Across the listing below, count the lines that mention the string "JSON". Reply with the figure only.

Excerpt from a dataset

'''

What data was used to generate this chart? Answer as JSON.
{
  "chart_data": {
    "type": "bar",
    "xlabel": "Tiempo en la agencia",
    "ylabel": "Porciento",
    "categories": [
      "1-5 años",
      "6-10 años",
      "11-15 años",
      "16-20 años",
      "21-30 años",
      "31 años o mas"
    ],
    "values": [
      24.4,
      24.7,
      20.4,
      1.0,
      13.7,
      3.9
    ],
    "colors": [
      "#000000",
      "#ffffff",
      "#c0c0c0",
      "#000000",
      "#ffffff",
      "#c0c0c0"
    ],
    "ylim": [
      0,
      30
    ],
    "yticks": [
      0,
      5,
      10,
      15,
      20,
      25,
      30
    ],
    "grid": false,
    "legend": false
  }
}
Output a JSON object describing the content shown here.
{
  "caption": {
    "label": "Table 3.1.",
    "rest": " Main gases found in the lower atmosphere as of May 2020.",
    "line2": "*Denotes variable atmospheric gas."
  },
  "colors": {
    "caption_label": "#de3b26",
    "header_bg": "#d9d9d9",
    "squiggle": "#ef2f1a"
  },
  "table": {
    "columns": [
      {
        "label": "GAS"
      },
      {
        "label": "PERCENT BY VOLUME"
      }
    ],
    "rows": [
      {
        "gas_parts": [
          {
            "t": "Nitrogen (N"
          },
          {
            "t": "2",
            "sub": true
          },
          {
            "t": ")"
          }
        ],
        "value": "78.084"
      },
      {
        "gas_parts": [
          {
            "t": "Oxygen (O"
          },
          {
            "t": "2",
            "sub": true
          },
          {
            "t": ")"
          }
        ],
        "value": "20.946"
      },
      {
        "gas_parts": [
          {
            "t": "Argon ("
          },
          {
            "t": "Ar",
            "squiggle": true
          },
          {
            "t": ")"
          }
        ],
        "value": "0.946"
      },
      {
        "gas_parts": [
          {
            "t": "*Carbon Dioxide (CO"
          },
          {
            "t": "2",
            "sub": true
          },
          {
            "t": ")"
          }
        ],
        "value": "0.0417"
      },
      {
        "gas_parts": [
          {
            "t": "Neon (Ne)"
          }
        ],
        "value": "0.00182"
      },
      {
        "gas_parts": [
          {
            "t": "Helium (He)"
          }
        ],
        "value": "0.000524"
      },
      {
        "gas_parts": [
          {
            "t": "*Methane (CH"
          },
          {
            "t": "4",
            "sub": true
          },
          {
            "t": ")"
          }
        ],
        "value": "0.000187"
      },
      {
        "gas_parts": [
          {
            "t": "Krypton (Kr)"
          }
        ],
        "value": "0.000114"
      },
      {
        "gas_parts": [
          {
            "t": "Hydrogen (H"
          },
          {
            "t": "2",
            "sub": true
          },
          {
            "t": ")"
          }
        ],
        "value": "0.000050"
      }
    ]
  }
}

'''

SOLUTION TO THIS EXERCISE: 2